• Work to be completed: Repeat each entry word for word. Leave any images out of the copy.

....................

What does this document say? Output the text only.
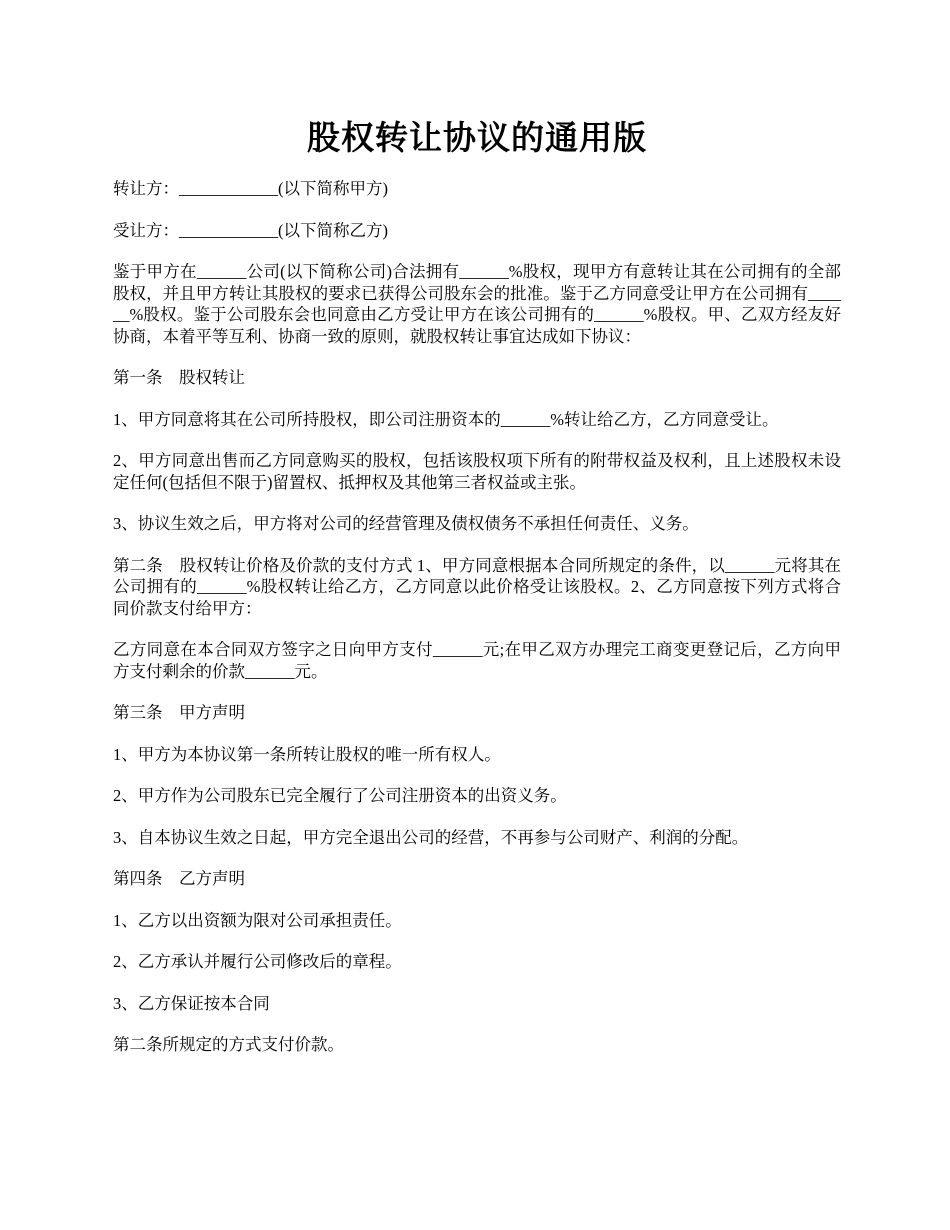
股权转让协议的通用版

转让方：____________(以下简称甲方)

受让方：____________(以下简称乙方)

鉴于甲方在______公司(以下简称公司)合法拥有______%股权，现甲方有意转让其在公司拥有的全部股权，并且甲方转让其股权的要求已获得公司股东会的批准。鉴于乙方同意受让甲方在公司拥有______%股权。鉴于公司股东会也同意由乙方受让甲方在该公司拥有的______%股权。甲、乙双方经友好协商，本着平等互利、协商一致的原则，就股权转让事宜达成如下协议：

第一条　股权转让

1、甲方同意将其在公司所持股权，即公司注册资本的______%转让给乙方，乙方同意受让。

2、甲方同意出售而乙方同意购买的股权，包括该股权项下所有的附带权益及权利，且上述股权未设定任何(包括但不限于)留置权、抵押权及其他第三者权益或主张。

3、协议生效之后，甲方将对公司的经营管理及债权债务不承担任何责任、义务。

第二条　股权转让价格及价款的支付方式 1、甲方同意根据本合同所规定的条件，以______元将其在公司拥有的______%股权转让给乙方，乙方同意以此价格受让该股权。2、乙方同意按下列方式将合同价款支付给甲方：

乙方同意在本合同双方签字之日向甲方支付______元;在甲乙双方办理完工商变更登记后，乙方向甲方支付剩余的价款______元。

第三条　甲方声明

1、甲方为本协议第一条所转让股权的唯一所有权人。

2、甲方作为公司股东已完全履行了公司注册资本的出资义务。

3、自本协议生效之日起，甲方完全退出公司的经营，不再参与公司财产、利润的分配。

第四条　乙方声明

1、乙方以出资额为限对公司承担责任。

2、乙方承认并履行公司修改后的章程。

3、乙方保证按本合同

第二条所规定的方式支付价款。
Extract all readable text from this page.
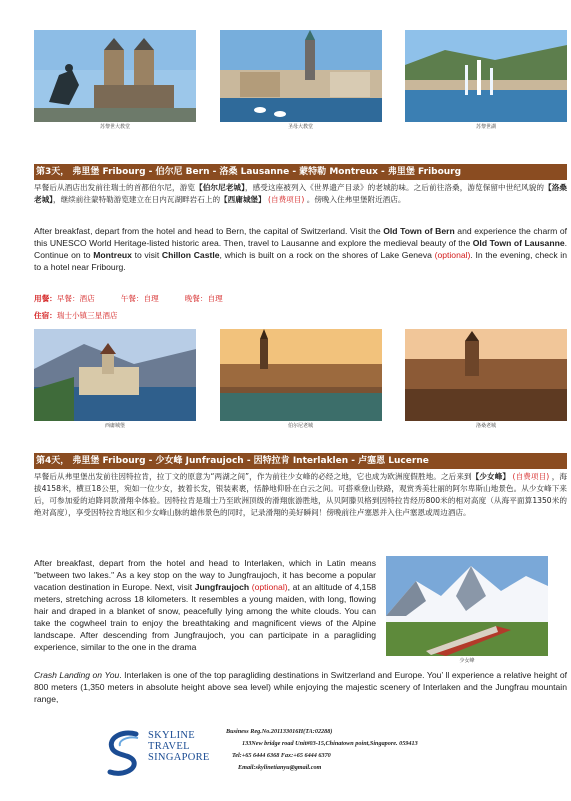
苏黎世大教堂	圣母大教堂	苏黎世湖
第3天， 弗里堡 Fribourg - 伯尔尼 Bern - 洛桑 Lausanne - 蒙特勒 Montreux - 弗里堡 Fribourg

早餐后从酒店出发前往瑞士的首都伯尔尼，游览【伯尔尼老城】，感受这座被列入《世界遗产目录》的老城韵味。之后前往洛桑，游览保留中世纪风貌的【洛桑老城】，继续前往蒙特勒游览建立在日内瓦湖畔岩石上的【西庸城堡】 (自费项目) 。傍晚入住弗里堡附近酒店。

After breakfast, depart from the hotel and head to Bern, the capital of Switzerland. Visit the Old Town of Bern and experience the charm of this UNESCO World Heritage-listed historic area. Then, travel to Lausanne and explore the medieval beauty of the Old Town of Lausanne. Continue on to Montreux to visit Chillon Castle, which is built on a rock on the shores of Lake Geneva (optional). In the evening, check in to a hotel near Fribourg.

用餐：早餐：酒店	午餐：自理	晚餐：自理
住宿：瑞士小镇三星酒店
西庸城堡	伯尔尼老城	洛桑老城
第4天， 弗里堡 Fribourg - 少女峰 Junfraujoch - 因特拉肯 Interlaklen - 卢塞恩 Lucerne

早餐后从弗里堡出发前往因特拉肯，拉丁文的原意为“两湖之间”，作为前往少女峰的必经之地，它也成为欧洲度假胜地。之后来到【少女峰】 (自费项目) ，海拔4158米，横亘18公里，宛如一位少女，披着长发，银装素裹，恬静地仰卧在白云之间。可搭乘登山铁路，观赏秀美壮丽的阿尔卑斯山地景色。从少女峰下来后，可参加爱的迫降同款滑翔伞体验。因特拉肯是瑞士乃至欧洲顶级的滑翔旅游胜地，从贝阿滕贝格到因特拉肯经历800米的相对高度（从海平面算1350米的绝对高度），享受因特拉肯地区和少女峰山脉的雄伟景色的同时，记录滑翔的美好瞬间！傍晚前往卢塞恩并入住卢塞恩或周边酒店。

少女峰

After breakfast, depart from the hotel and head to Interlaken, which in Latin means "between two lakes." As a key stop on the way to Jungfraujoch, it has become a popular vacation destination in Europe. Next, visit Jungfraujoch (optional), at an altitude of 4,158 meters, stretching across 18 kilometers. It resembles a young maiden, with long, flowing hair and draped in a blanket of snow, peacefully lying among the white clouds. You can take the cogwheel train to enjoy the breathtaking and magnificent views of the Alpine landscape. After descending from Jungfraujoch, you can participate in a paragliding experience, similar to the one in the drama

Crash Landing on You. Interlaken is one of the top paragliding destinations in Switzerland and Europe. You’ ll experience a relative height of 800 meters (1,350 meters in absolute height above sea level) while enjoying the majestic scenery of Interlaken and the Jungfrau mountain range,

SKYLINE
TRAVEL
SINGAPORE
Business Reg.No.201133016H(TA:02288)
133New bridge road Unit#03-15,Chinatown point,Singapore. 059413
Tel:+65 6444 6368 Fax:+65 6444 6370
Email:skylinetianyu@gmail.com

....................

• Result of the task:
What does this document say? Output the text only.
股权转让协议的通用版

转让方：____________(以下简称甲方)

受让方：____________(以下简称乙方)

鉴于甲方在______公司(以下简称公司)合法拥有______%股权，现甲方有意转让其在公司拥有的全部股权，并且甲方转让其股权的要求已获得公司股东会的批准。鉴于乙方同意受让甲方在公司拥有______%股权。鉴于公司股东会也同意由乙方受让甲方在该公司拥有的______%股权。甲、乙双方经友好协商，本着平等互利、协商一致的原则，就股权转让事宜达成如下协议：

第一条　股权转让

1、甲方同意将其在公司所持股权，即公司注册资本的______%转让给乙方，乙方同意受让。

2、甲方同意出售而乙方同意购买的股权，包括该股权项下所有的附带权益及权利，且上述股权未设定任何(包括但不限于)留置权、抵押权及其他第三者权益或主张。

3、协议生效之后，甲方将对公司的经营管理及债权债务不承担任何责任、义务。

第二条　股权转让价格及价款的支付方式 1、甲方同意根据本合同所规定的条件，以______元将其在公司拥有的______%股权转让给乙方，乙方同意以此价格受让该股权。2、乙方同意按下列方式将合同价款支付给甲方：

乙方同意在本合同双方签字之日向甲方支付______元;在甲乙双方办理完工商变更登记后，乙方向甲方支付剩余的价款______元。

第三条　甲方声明

1、甲方为本协议第一条所转让股权的唯一所有权人。

2、甲方作为公司股东已完全履行了公司注册资本的出资义务。

3、自本协议生效之日起，甲方完全退出公司的经营，不再参与公司财产、利润的分配。

第四条　乙方声明

1、乙方以出资额为限对公司承担责任。

2、乙方承认并履行公司修改后的章程。

3、乙方保证按本合同

第二条所规定的方式支付价款。
Extract all readable text from this page.
苏黎世大教堂	圣母大教堂	苏黎世湖
第3天， 弗里堡 Fribourg - 伯尔尼 Bern - 洛桑 Lausanne - 蒙特勒 Montreux - 弗里堡 Fribourg

早餐后从酒店出发前往瑞士的首都伯尔尼，游览【伯尔尼老城】，感受这座被列入《世界遗产目录》的老城韵味。之后前往洛桑，游览保留中世纪风貌的【洛桑老城】，继续前往蒙特勒游览建立在日内瓦湖畔岩石上的【西庸城堡】 (自费项目) 。傍晚入住弗里堡附近酒店。

After breakfast, depart from the hotel and head to Bern, the capital of Switzerland. Visit the Old Town of Bern and experience the charm of this UNESCO World Heritage-listed historic area. Then, travel to Lausanne and explore the medieval beauty of the Old Town of Lausanne. Continue on to Montreux to visit Chillon Castle, which is built on a rock on the shores of Lake Geneva (optional). In the evening, check in to a hotel near Fribourg.

用餐：早餐：酒店	午餐：自理	晚餐：自理
住宿：瑞士小镇三星酒店
西庸城堡	伯尔尼老城	洛桑老城
第4天， 弗里堡 Fribourg - 少女峰 Junfraujoch - 因特拉肯 Interlaklen - 卢塞恩 Lucerne

早餐后从弗里堡出发前往因特拉肯，拉丁文的原意为“两湖之间”，作为前往少女峰的必经之地，它也成为欧洲度假胜地。之后来到【少女峰】 (自费项目) ，海拔4158米，横亘18公里，宛如一位少女，披着长发，银装素裹，恬静地仰卧在白云之间。可搭乘登山铁路，观赏秀美壮丽的阿尔卑斯山地景色。从少女峰下来后，可参加爱的迫降同款滑翔伞体验。因特拉肯是瑞士乃至欧洲顶级的滑翔旅游胜地，从贝阿滕贝格到因特拉肯经历800米的相对高度（从海平面算1350米的绝对高度），享受因特拉肯地区和少女峰山脉的雄伟景色的同时，记录滑翔的美好瞬间！傍晚前往卢塞恩并入住卢塞恩或周边酒店。

少女峰

After breakfast, depart from the hotel and head to Interlaken, which in Latin means "between two lakes." As a key stop on the way to Jungfraujoch, it has become a popular vacation destination in Europe. Next, visit Jungfraujoch (optional), at an altitude of 4,158 meters, stretching across 18 kilometers. It resembles a young maiden, with long, flowing hair and draped in a blanket of snow, peacefully lying among the white clouds. You can take the cogwheel train to enjoy the breathtaking and magnificent views of the Alpine landscape. After descending from Jungfraujoch, you can participate in a paragliding experience, similar to the one in the drama

Crash Landing on You. Interlaken is one of the top paragliding destinations in Switzerland and Europe. You’ ll experience a relative height of 800 meters (1,350 meters in absolute height above sea level) while enjoying the majestic scenery of Interlaken and the Jungfrau mountain range,

SKYLINE
TRAVEL
SINGAPORE
Business Reg.No.201133016H(TA:02288)
133New bridge road Unit#03-15,Chinatown point,Singapore. 059413
Tel:+65 6444 6368 Fax:+65 6444 6370
Email:skylinetianyu@gmail.com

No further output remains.